* START GIVEN INFORMATION *
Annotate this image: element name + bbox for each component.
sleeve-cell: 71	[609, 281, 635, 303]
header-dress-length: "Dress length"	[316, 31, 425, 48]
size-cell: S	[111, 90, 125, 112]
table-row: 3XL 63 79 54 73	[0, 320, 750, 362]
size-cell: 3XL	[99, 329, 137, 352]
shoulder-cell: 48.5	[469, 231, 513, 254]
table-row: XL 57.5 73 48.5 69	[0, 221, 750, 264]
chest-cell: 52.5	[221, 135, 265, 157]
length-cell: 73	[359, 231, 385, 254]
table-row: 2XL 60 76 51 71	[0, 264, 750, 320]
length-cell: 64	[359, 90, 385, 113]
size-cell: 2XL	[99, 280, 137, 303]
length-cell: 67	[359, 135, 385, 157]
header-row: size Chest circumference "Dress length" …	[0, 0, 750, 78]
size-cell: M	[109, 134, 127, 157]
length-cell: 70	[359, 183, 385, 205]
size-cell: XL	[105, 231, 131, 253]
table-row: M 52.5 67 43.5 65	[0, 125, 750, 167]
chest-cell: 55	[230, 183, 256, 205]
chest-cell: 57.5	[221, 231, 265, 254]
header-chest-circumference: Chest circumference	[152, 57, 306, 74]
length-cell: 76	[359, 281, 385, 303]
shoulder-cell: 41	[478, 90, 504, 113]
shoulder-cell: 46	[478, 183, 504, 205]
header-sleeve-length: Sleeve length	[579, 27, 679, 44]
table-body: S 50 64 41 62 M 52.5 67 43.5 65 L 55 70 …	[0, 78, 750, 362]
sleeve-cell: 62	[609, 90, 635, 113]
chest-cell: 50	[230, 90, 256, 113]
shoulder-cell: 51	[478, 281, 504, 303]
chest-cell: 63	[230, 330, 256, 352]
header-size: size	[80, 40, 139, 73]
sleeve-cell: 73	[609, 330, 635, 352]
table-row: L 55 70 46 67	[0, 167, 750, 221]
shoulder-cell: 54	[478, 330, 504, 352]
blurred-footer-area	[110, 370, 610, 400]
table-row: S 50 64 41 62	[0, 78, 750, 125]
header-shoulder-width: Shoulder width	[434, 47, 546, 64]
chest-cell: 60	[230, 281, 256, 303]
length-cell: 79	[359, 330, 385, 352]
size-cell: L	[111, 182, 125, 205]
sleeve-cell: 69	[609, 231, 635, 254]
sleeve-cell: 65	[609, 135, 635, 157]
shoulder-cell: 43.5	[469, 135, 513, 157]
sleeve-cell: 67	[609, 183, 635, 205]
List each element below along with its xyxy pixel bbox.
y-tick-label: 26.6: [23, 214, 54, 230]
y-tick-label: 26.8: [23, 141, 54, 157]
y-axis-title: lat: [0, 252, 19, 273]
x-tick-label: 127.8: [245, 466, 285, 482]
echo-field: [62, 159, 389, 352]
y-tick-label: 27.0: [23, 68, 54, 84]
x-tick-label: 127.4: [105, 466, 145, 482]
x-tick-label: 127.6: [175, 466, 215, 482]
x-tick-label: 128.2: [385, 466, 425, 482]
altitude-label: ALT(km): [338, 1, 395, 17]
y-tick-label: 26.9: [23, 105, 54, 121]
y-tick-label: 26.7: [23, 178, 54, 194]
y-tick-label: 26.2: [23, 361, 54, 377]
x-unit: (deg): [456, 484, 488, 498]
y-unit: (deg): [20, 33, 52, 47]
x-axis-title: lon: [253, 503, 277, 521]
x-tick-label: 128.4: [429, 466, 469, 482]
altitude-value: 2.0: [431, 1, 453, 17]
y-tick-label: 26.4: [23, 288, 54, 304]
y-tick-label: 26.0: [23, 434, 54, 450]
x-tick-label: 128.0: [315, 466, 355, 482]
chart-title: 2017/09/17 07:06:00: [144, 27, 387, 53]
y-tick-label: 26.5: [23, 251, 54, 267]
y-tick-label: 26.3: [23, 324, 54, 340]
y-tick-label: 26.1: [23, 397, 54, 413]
* END GIVEN INFORMATION *
## WRITTEN PROBLEM
Reproduce every one of the rows above, keeping each character and line break unchanged.

## TASK RESPONSE
Annotate this image: element name + bbox for each component.
sleeve-cell: 71	[609, 281, 635, 303]
header-dress-length: "Dress length"	[316, 31, 425, 48]
size-cell: S	[111, 90, 125, 112]
table-row: 3XL 63 79 54 73	[0, 320, 750, 362]
size-cell: 3XL	[99, 329, 137, 352]
shoulder-cell: 48.5	[469, 231, 513, 254]
table-row: XL 57.5 73 48.5 69	[0, 221, 750, 264]
chest-cell: 52.5	[221, 135, 265, 157]
length-cell: 73	[359, 231, 385, 254]
table-row: 2XL 60 76 51 71	[0, 264, 750, 320]
length-cell: 64	[359, 90, 385, 113]
size-cell: 2XL	[99, 280, 137, 303]
length-cell: 67	[359, 135, 385, 157]
header-row: size Chest circumference "Dress length" …	[0, 0, 750, 78]
size-cell: M	[109, 134, 127, 157]
length-cell: 70	[359, 183, 385, 205]
size-cell: XL	[105, 231, 131, 253]
table-row: M 52.5 67 43.5 65	[0, 125, 750, 167]
chest-cell: 55	[230, 183, 256, 205]
chest-cell: 57.5	[221, 231, 265, 254]
header-chest-circumference: Chest circumference	[152, 57, 306, 74]
length-cell: 76	[359, 281, 385, 303]
shoulder-cell: 41	[478, 90, 504, 113]
shoulder-cell: 46	[478, 183, 504, 205]
header-sleeve-length: Sleeve length	[579, 27, 679, 44]
table-body: S 50 64 41 62 M 52.5 67 43.5 65 L 55 70 …	[0, 78, 750, 362]
sleeve-cell: 62	[609, 90, 635, 113]
chest-cell: 50	[230, 90, 256, 113]
shoulder-cell: 51	[478, 281, 504, 303]
chest-cell: 63	[230, 330, 256, 352]
header-size: size	[80, 40, 139, 73]
sleeve-cell: 73	[609, 330, 635, 352]
table-row: L 55 70 46 67	[0, 167, 750, 221]
shoulder-cell: 54	[478, 330, 504, 352]
blurred-footer-area	[110, 370, 610, 400]
table-row: S 50 64 41 62	[0, 78, 750, 125]
header-shoulder-width: Shoulder width	[434, 47, 546, 64]
chest-cell: 60	[230, 281, 256, 303]
length-cell: 79	[359, 330, 385, 352]
size-cell: L	[111, 182, 125, 205]
sleeve-cell: 69	[609, 231, 635, 254]
sleeve-cell: 65	[609, 135, 635, 157]
shoulder-cell: 43.5	[469, 135, 513, 157]
sleeve-cell: 67	[609, 183, 635, 205]
List each element below along with its xyxy pixel bbox.
y-tick-label: 26.6: [23, 214, 54, 230]
y-tick-label: 26.8: [23, 141, 54, 157]
y-axis-title: lat: [0, 252, 19, 273]
x-tick-label: 127.8: [245, 466, 285, 482]
echo-field: [62, 159, 389, 352]
y-tick-label: 27.0: [23, 68, 54, 84]
x-tick-label: 127.4: [105, 466, 145, 482]
x-tick-label: 127.6: [175, 466, 215, 482]
x-tick-label: 128.2: [385, 466, 425, 482]
altitude-label: ALT(km): [338, 1, 395, 17]
y-tick-label: 26.9: [23, 105, 54, 121]
y-tick-label: 26.7: [23, 178, 54, 194]
y-tick-label: 26.2: [23, 361, 54, 377]
x-unit: (deg): [456, 484, 488, 498]
y-unit: (deg): [20, 33, 52, 47]
x-axis-title: lon: [253, 503, 277, 521]
x-tick-label: 128.4: [429, 466, 469, 482]
altitude-value: 2.0: [431, 1, 453, 17]
y-tick-label: 26.4: [23, 288, 54, 304]
y-tick-label: 26.0: [23, 434, 54, 450]
x-tick-label: 128.0: [315, 466, 355, 482]
chart-title: 2017/09/17 07:06:00: [144, 27, 387, 53]
y-tick-label: 26.5: [23, 251, 54, 267]
y-tick-label: 26.3: [23, 324, 54, 340]
y-tick-label: 26.1: [23, 397, 54, 413]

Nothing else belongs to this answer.